------ 読む文章
わざわざ根回しという言葉を使ったのは、以前にこの話題で母と直接話し合った時に使ったからで、しかもこの時もうしないと母は約束した事実があったからあえて、約束したのにまたやってるね?と伝えるためだ。
リトリートとなるはずだった旅が、思いの外多くのことが起こりすぎていて、心が休まるどころかモヤモヤが溜まっていく一方だったし、
今回のブロック口論だって解決したと思ったことをまたやってんの?という気持ちがあったからなのだが、
そんなことより、自分が娘たちに馬鹿にされていると感じる
これがどうも引っかって仕方ないらしい。
確かに、妹はかなり過激で、彼女の怒り方は強烈だし、大抵の場合逆ギレのようには見える。
それを日頃から受けている母をかわいそうに思っていることも事実だ。
私に至っては、インチャヒーリングに努める中で今まで封じていた感情が爆発することが多々あって、ブロックしたりもするのでそれもこたえるだろう。
正直、娘2人が今更反抗期みたいで母を哀れに思う気持ちは強く、ごめんと思いながらも今までの我慢してきた感情を爆発させてしまうのだ。
ここで違和感に気付くだろうか?
ヒントは:
我慢してきたのは、なぜだろう?
インチャヒーリングのワークスを行うにあたり、私が生まれる前から自分の記憶があるまでの環境などを母にインタビューする機会があった。
母は渋ったし、今でも何かとインチャよりも「イマココ」が大事と言って掘り返すのを嫌がる。
しかし、どうにか説得した上で叶ったこのインタビューは2年近く前に行われた。そして最近その時のメモを改めて読み返すことがあり、それを読んで私は涙が止まらなくなってしまった。
それと同時に、恐怖を感じた。
母と父が出会った時、父は既婚者で妻子持ちだった。
前妻との離婚を前提に母に近づいたのだったかは正直思い出せないのだが、フリーの者同士のシンプルな付き合いでなかったことは明白で、母は私を身籠ったとき「父と結婚できないならせめて子どもが欲しい」と思ったそうだ。
これを聞いた2年前は今よりはるかにインチャが傷付いていたので、”自分が望まれて生まれた”ことにホッとするまであった。
しかし今聞いてみると、まったく違った印象を持つ。
父と一緒になれなくても子どもがほしかったなら、父と事実上"離婚"することになっても、何があっても、ほしいからと覚悟を決めて産んだのだから、言ってしまえば問題にならなかったのでは?
------------
------ 提供資料
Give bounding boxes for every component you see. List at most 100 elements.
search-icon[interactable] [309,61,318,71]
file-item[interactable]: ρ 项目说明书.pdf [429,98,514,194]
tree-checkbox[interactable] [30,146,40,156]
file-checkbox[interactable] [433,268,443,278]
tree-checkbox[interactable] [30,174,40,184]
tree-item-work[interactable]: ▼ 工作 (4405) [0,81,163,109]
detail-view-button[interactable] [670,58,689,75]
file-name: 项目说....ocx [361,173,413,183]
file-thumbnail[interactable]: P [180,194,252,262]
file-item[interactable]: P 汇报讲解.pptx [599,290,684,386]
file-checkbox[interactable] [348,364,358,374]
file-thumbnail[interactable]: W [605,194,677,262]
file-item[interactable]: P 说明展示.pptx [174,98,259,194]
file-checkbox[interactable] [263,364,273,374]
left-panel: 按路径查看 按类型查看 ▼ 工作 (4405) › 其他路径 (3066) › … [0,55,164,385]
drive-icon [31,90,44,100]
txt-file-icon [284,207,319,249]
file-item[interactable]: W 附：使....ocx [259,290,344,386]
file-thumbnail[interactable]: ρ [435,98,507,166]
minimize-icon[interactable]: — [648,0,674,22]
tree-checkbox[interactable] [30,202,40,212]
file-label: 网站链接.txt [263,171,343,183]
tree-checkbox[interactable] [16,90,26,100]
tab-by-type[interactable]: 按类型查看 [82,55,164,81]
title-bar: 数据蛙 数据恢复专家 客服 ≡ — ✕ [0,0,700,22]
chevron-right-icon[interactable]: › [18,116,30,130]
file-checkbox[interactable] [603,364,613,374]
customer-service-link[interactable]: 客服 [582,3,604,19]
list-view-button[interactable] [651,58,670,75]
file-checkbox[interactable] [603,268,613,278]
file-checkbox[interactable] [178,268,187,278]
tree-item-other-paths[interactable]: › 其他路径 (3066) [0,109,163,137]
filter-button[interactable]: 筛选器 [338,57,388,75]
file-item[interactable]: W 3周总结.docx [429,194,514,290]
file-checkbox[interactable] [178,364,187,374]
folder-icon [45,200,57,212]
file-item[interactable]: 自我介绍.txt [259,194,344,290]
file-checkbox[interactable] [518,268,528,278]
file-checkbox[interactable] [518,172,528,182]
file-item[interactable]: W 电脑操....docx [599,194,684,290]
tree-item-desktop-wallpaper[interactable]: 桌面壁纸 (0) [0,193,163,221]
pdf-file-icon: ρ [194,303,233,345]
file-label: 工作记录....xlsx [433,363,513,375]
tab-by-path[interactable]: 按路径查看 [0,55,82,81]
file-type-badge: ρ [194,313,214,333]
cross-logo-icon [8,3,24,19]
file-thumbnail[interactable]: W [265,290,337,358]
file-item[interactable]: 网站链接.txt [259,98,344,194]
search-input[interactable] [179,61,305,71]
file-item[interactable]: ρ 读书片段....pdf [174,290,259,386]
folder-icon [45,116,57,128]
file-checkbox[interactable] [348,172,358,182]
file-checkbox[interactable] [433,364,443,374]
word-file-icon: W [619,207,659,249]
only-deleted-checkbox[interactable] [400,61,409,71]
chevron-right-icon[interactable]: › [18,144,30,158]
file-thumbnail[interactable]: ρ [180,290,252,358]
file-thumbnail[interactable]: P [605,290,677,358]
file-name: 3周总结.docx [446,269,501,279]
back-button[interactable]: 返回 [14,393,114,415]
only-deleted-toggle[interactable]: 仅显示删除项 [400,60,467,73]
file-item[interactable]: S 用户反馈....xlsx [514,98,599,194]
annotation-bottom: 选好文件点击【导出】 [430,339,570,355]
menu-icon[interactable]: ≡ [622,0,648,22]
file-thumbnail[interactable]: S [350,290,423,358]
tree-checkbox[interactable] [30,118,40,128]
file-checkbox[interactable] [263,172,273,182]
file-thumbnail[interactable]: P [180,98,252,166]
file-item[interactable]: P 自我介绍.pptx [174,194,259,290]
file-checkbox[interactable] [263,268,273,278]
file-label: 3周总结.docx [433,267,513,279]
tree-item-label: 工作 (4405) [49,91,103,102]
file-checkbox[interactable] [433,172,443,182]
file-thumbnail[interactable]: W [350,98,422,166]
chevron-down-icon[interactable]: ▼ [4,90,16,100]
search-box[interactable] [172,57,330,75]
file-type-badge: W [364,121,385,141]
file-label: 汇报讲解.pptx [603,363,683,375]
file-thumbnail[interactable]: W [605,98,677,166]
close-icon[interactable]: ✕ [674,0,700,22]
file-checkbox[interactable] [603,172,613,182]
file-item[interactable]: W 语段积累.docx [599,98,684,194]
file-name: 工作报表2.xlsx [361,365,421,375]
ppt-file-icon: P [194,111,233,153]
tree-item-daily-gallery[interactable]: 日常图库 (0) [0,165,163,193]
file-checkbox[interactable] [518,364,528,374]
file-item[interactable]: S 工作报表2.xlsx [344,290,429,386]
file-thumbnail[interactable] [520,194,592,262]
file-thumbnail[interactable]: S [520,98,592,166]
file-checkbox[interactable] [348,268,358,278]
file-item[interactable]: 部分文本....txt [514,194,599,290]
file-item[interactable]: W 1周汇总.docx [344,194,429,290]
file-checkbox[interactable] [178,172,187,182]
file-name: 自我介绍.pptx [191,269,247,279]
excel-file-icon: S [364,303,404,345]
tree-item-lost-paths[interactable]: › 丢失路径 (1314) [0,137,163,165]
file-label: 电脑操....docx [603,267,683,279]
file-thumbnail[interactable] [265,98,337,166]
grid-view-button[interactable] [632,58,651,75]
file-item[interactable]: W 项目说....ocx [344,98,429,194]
------------
# [課題の指示]
A. 母との関係を綴った文章から、「インチャヒーリングのワークス」を含む語句で始まり「が止まらなくなってしまった。」で締めくくられる部分を、一字も変えずに抜き出して返してください。
B. 母との関係を綴った文章を、示されている最後の文の後から書き継いでください。

# [課題ごとの結果]
A.
インチャヒーリングのワークスを行うにあたり、私が生まれる前から自分の記憶があるまでの環境などを母にインタビューする機会があった。
母は渋ったし、今でも何かとインチャよりも「イマココ」が大事と言って掘り返すのを嫌がる。
しかし、どうにか説得した上で叶ったこのインタビューは2年近く前に行われた。そして最近その時のメモを改めて読み返すことがあり、それを読んで私は涙が止まらなくなってしまった。

B.
父と結婚できない(何にも縛られていないのだし、前妻との関係性を見てもいつか居なくならないとも限らない)のに、その先をしっかり計画していないのは覚悟が足りておらず、その場では「産みたいと」と思ったにせよ、そして父との別れが辛く過酷だったにせよ、最後まで責任を持てないのは自分の甘えじゃないのか。
余談だが、
世の中には選択的シングルマザーという生き方を選ぶ女性がいるが、私はこれにはまったくもって反対していない。父がいない子どもがかわいそうだとは思わない。両親が不仲でも子どもが成人するまで...と我慢して家の中の雰囲気が悪い方がよっぽど子どもにとって悪影響だと信じているからだ。
あたかも計画的に進めて望まれて生まれたように聞こえる私の登場はしかし、彼女の”覚悟”とやらをゆうに超えたようだった。
案の定、夜泣きが激しかった私には散々参ったらしい。
もちろん母という仕事がいかに大変か、夜泣きがいかに体力と精神を削るかは承知の上で。父と結婚できなくても子どもがほしい。そう思ったのは、あなたですよね?
あまりに夜泣きがひどくて私を車の中においてくることもあったそうだ。
言いたくはなかっただろうことをシェアしてくれたことには感謝する。でもやはり、それは子どもに関係あるだろうか?
覚悟決めていても子育てが大変なのはわかる。
でもそれは、子どもに責任があるのだろうか?
やっぱり自分の私利私欲のために産んだんだ、と思ってしまった。
自分らが"勝手に"覚悟を決めて、"勝手に"私たちをこの世に産み落とした。それを、産んでみたら思いの外耐えられなくて、やっぱりキツイですってなるのは子どものせいではない。
さらに母と祖母の関係性はあまりよいものではなかったようで、早く家を出たかったそうだ。こういう場合は大抵、母親に不満があるから自分はもっとマシな家庭を築いてやろうという仕返しの念を孕む。
とすると、「この子どもがほしい」が果たして純粋な想いかどうかも分からなくなってくる。
では、疲れ果ててしまった全マザーを責めたいのかというと、これは違う。
このインチャヒーリングは、なぜ私がこんなに自分の存在意義を見出せず自分に自信が持てないのか?この根幹を癒し、それらが招く理不尽な事態、さらには万が一自分が子を産んだとして、続くであろうサイクルを絶ちたいといった想いからくる。
認めてほしいのだ。
きれいごとを言って母親として正しいと自分を肯定したい気持ちばかりが先行していたかもしれないことを。
考え直してほしいのだ。
生まれる前から生まれるまで、そのずっと後まで、心底から私をありのまま受け入れ、大事にしたかどうかを。
だから、
1歳に上がる前に妹を身籠もられて以来、妹を超えてまで甘えることを遠慮して、常にヒステリックな母を前に我慢に我慢を重ねてきた結果いま爆発している感情を「自分勝手」と言われ、挙げ句の果てには「自分が馬鹿にされているように思う」からとキレられて、ああやっぱりか、と思った。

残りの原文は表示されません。